**WHAT YOU WILL DO**
Reproduce the records below exactly as given.
DATASET RECORDS start
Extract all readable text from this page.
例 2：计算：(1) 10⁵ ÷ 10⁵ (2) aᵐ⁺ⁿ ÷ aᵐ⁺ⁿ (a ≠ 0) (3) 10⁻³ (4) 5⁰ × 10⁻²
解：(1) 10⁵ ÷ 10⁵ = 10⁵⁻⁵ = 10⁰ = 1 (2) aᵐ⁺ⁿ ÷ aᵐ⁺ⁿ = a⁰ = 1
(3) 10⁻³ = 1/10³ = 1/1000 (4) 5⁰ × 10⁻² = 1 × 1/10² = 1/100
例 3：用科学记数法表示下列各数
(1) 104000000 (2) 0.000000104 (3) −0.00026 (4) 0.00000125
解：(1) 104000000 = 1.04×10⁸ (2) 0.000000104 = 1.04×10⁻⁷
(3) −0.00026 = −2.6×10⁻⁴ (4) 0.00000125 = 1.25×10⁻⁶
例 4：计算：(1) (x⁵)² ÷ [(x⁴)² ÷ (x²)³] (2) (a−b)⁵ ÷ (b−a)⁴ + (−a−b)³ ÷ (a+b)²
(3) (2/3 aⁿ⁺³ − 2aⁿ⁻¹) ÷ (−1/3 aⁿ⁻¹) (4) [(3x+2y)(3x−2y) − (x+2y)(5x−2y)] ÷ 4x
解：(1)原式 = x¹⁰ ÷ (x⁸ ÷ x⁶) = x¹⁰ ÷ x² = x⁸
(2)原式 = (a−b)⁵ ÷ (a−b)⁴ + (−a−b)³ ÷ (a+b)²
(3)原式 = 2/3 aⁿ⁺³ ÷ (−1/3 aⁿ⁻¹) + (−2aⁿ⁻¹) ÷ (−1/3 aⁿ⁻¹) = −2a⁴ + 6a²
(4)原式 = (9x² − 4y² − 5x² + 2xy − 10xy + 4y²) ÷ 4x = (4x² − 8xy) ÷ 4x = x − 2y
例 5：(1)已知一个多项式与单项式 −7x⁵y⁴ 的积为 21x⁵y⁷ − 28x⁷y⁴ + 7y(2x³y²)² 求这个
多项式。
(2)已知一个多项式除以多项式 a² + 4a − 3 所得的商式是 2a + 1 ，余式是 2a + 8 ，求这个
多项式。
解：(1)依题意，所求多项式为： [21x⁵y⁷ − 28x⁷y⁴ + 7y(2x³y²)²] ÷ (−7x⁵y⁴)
DATASET RECORDS end
**WRITTEN SOLUTION**
Extract all readable text from this page.
例 2：计算：(1) 10⁵ ÷ 10⁵ (2) aᵐ⁺ⁿ ÷ aᵐ⁺ⁿ (a ≠ 0) (3) 10⁻³ (4) 5⁰ × 10⁻²
解：(1) 10⁵ ÷ 10⁵ = 10⁵⁻⁵ = 10⁰ = 1 (2) aᵐ⁺ⁿ ÷ aᵐ⁺ⁿ = a⁰ = 1
(3) 10⁻³ = 1/10³ = 1/1000 (4) 5⁰ × 10⁻² = 1 × 1/10² = 1/100
例 3：用科学记数法表示下列各数
(1) 104000000 (2) 0.000000104 (3) −0.00026 (4) 0.00000125
解：(1) 104000000 = 1.04×10⁸ (2) 0.000000104 = 1.04×10⁻⁷
(3) −0.00026 = −2.6×10⁻⁴ (4) 0.00000125 = 1.25×10⁻⁶
例 4：计算：(1) (x⁵)² ÷ [(x⁴)² ÷ (x²)³] (2) (a−b)⁵ ÷ (b−a)⁴ + (−a−b)³ ÷ (a+b)²
(3) (2/3 aⁿ⁺³ − 2aⁿ⁻¹) ÷ (−1/3 aⁿ⁻¹) (4) [(3x+2y)(3x−2y) − (x+2y)(5x−2y)] ÷ 4x
解：(1)原式 = x¹⁰ ÷ (x⁸ ÷ x⁶) = x¹⁰ ÷ x² = x⁸
(2)原式 = (a−b)⁵ ÷ (a−b)⁴ + (−a−b)³ ÷ (a+b)²
(3)原式 = 2/3 aⁿ⁺³ ÷ (−1/3 aⁿ⁻¹) + (−2aⁿ⁻¹) ÷ (−1/3 aⁿ⁻¹) = −2a⁴ + 6a²
(4)原式 = (9x² − 4y² − 5x² + 2xy − 10xy + 4y²) ÷ 4x = (4x² − 8xy) ÷ 4x = x − 2y
例 5：(1)已知一个多项式与单项式 −7x⁵y⁴ 的积为 21x⁵y⁷ − 28x⁷y⁴ + 7y(2x³y²)² 求这个
多项式。
(2)已知一个多项式除以多项式 a² + 4a − 3 所得的商式是 2a + 1 ，余式是 2a + 8 ，求这个
多项式。
解：(1)依题意，所求多项式为： [21x⁵y⁷ − 28x⁷y⁴ + 7y(2x³y²)²] ÷ (−7x⁵y⁴)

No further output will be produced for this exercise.